◆ Exercise objective:
Output all lines exactly, with nothing added or dropped.

◆ Data in this exercise:
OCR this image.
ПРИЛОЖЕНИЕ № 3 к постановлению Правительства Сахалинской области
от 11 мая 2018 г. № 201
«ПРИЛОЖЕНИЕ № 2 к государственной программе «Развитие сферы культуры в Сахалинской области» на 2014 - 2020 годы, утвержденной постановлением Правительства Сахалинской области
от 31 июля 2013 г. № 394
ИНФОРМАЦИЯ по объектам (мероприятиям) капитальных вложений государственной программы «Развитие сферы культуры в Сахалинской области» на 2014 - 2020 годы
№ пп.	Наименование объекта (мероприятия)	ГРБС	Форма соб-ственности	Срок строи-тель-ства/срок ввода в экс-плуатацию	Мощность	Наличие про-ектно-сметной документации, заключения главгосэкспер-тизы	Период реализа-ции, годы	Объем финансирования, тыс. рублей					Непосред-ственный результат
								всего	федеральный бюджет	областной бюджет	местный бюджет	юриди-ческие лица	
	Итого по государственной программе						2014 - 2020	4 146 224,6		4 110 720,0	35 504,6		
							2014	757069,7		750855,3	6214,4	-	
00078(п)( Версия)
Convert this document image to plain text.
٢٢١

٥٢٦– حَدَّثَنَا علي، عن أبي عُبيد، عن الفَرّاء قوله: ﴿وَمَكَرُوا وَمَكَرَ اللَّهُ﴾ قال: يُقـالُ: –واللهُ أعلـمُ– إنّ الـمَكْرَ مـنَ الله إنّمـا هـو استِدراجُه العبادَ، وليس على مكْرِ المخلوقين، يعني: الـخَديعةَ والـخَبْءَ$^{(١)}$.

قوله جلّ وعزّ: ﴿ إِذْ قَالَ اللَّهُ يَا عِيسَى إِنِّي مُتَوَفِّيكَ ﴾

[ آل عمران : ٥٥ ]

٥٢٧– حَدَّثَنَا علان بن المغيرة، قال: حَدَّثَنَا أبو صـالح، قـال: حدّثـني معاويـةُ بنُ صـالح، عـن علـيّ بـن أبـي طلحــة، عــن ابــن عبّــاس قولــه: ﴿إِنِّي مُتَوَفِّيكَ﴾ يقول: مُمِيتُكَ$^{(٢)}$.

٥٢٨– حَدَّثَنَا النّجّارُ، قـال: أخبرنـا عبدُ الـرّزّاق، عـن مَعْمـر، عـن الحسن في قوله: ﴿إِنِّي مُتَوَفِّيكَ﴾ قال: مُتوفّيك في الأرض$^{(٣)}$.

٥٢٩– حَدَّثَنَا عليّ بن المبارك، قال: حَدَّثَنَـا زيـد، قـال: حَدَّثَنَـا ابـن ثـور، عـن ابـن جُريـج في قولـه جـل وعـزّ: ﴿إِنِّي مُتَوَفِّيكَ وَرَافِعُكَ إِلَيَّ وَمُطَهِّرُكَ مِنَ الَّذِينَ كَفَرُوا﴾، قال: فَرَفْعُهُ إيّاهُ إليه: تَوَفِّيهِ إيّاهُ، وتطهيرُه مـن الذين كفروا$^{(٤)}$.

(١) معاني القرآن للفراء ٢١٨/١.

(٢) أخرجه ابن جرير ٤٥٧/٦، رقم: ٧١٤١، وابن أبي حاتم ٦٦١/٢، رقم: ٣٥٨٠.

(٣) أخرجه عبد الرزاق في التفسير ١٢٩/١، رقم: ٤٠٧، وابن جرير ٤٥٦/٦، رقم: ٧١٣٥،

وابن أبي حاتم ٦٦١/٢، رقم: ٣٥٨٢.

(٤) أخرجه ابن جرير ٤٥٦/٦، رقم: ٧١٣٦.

◆ Full solution:
OCR this image.
ПРИЛОЖЕНИЕ № 3 к постановлению Правительства Сахалинской области
от 11 мая 2018 г. № 201
«ПРИЛОЖЕНИЕ № 2 к государственной программе «Развитие сферы культуры в Сахалинской области» на 2014 - 2020 годы, утвержденной постановлением Правительства Сахалинской области
от 31 июля 2013 г. № 394
ИНФОРМАЦИЯ по объектам (мероприятиям) капитальных вложений государственной программы «Развитие сферы культуры в Сахалинской области» на 2014 - 2020 годы
№ пп.	Наименование объекта (мероприятия)	ГРБС	Форма соб-ственности	Срок строи-тель-ства/срок ввода в экс-плуатацию	Мощность	Наличие про-ектно-сметной документации, заключения главгосэкспер-тизы	Период реализа-ции, годы	Объем финансирования, тыс. рублей					Непосред-ственный результат
								всего	федеральный бюджет	областной бюджет	местный бюджет	юриди-ческие лица	
	Итого по государственной программе						2014 - 2020	4 146 224,6		4 110 720,0	35 504,6		
							2014	757069,7		750855,3	6214,4	-	
00078(п)( Версия)
Convert this document image to plain text.
٢٢١

٥٢٦– حَدَّثَنَا علي، عن أبي عُبيد، عن الفَرّاء قوله: ﴿وَمَكَرُوا وَمَكَرَ اللَّهُ﴾ قال: يُقـالُ: –واللهُ أعلـمُ– إنّ الـمَكْرَ مـنَ الله إنّمـا هـو استِدراجُه العبادَ، وليس على مكْرِ المخلوقين، يعني: الـخَديعةَ والـخَبْءَ$^{(١)}$.

قوله جلّ وعزّ: ﴿ إِذْ قَالَ اللَّهُ يَا عِيسَى إِنِّي مُتَوَفِّيكَ ﴾

[ آل عمران : ٥٥ ]

٥٢٧– حَدَّثَنَا علان بن المغيرة، قال: حَدَّثَنَا أبو صـالح، قـال: حدّثـني معاويـةُ بنُ صـالح، عـن علـيّ بـن أبـي طلحــة، عــن ابــن عبّــاس قولــه: ﴿إِنِّي مُتَوَفِّيكَ﴾ يقول: مُمِيتُكَ$^{(٢)}$.

٥٢٨– حَدَّثَنَا النّجّارُ، قـال: أخبرنـا عبدُ الـرّزّاق، عـن مَعْمـر، عـن الحسن في قوله: ﴿إِنِّي مُتَوَفِّيكَ﴾ قال: مُتوفّيك في الأرض$^{(٣)}$.

٥٢٩– حَدَّثَنَا عليّ بن المبارك، قال: حَدَّثَنَـا زيـد، قـال: حَدَّثَنَـا ابـن ثـور، عـن ابـن جُريـج في قولـه جـل وعـزّ: ﴿إِنِّي مُتَوَفِّيكَ وَرَافِعُكَ إِلَيَّ وَمُطَهِّرُكَ مِنَ الَّذِينَ كَفَرُوا﴾، قال: فَرَفْعُهُ إيّاهُ إليه: تَوَفِّيهِ إيّاهُ، وتطهيرُه مـن الذين كفروا$^{(٤)}$.

(١) معاني القرآن للفراء ٢١٨/١.

(٢) أخرجه ابن جرير ٤٥٧/٦، رقم: ٧١٤١، وابن أبي حاتم ٦٦١/٢، رقم: ٣٥٨٠.

(٣) أخرجه عبد الرزاق في التفسير ١٢٩/١، رقم: ٤٠٧، وابن جرير ٤٥٦/٦، رقم: ٧١٣٥،

وابن أبي حاتم ٦٦١/٢، رقم: ٣٥٨٢.

(٤) أخرجه ابن جرير ٤٥٦/٦، رقم: ٧١٣٦.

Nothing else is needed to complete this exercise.